-------- Extract to read
Liverpool is now unbeaten in 22 league matches, and no claims of LiVARpool or xG luck can take much away from that.

The Reds have been dominant, their relentless players focused on the right things and showing insane stamina in making PL opposition miserable.

[ MORE: Premier League schedule

Let’s also note that the Reds are likely to be one of the greatest title winners even if they lose a couple matches. Arsenal drew 12 matches during its Invincibles season, so there’s a part of this that feels more about outdoing Man City’s 2017/18.

That’s a conversation for another day, though; Today’s talk is about weighing the challenges associated with the 16 obstacles on the road to an unbeaten league season.

Now these could change a bit as fixtures are rearranged for FA Cup purposes, but this list feels pretty good given the current state of play.

Unranked — Crystal Palace at home (March 21) and Brighton away (April 18) — Both of these dates are very easy on the eyes, but will be moved if Liverpool is alive in the FA Cup.
----------------
-------- Recorded data
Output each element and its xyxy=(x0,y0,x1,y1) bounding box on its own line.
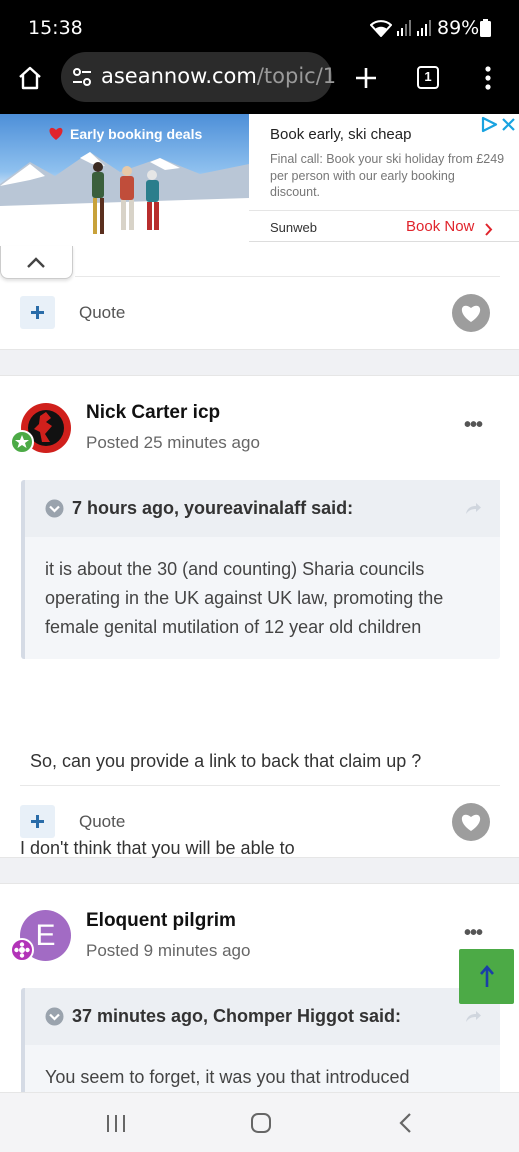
----------------
→ To be done:
From the text on Liverpool's unbeaten run, extract the passage from "Liverpool is now" up to and including "Man City’s 2017/18.", word for word.

→ The solution:
Liverpool is now unbeaten in 22 league matches, and no claims of LiVARpool or xG luck can take much away from that.

The Reds have been dominant, their relentless players focused on the right things and showing insane stamina in making PL opposition miserable.

[ MORE: Premier League schedule

Let’s also note that the Reds are likely to be one of the greatest title winners even if they lose a couple matches. Arsenal drew 12 matches during its Invincibles season, so there’s a part of this that feels more about outdoing Man City’s 2017/18.